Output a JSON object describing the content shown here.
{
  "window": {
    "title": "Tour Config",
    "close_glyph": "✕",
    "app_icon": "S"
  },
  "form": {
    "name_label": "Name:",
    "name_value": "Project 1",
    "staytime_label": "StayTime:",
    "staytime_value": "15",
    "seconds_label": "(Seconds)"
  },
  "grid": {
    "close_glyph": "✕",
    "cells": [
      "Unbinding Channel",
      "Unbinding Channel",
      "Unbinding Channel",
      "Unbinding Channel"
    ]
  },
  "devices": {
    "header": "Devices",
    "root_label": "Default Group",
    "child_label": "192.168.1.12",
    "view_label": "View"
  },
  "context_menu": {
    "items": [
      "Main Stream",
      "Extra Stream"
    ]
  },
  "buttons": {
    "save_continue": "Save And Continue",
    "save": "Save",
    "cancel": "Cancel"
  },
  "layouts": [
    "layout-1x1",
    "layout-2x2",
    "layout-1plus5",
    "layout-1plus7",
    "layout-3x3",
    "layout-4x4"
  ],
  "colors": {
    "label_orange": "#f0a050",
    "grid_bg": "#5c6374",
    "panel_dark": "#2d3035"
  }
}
::::::
**Exercise task**
Restate each record word for word.

**Exercise solution**
Output a JSON object describing the content shown here.
{
  "window": {
    "title": "Tour Config",
    "close_glyph": "✕",
    "app_icon": "S"
  },
  "form": {
    "name_label": "Name:",
    "name_value": "Project 1",
    "staytime_label": "StayTime:",
    "staytime_value": "15",
    "seconds_label": "(Seconds)"
  },
  "grid": {
    "close_glyph": "✕",
    "cells": [
      "Unbinding Channel",
      "Unbinding Channel",
      "Unbinding Channel",
      "Unbinding Channel"
    ]
  },
  "devices": {
    "header": "Devices",
    "root_label": "Default Group",
    "child_label": "192.168.1.12",
    "view_label": "View"
  },
  "context_menu": {
    "items": [
      "Main Stream",
      "Extra Stream"
    ]
  },
  "buttons": {
    "save_continue": "Save And Continue",
    "save": "Save",
    "cancel": "Cancel"
  },
  "layouts": [
    "layout-1x1",
    "layout-2x2",
    "layout-1plus5",
    "layout-1plus7",
    "layout-3x3",
    "layout-4x4"
  ],
  "colors": {
    "label_orange": "#f0a050",
    "grid_bg": "#5c6374",
    "panel_dark": "#2d3035"
  }
}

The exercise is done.